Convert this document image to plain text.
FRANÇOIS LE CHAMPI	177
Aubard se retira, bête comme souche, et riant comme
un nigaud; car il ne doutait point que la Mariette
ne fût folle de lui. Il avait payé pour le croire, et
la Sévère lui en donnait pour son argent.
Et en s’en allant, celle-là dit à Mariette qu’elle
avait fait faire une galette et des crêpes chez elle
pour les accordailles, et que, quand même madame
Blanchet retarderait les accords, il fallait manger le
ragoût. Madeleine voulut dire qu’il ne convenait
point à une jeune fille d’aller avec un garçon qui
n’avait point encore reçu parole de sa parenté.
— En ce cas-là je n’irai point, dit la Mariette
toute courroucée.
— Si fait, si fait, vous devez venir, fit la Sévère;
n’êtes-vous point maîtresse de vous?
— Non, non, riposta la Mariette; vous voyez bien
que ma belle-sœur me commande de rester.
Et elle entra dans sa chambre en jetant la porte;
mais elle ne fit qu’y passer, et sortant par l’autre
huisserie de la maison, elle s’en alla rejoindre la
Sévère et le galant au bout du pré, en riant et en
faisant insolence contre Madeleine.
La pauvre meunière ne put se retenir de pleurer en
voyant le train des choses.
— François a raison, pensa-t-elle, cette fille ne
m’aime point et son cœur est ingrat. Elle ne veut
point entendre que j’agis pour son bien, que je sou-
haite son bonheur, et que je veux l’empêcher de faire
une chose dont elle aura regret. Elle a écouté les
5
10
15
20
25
################
Copy out every line in the entries above that holds "vous".

**Reply to the exercise:**
— Si fait, si fait, vous devez venir, fit la Sévère;
n’êtes-vous point maîtresse de vous?
— Non, non, riposta la Mariette; vous voyez bien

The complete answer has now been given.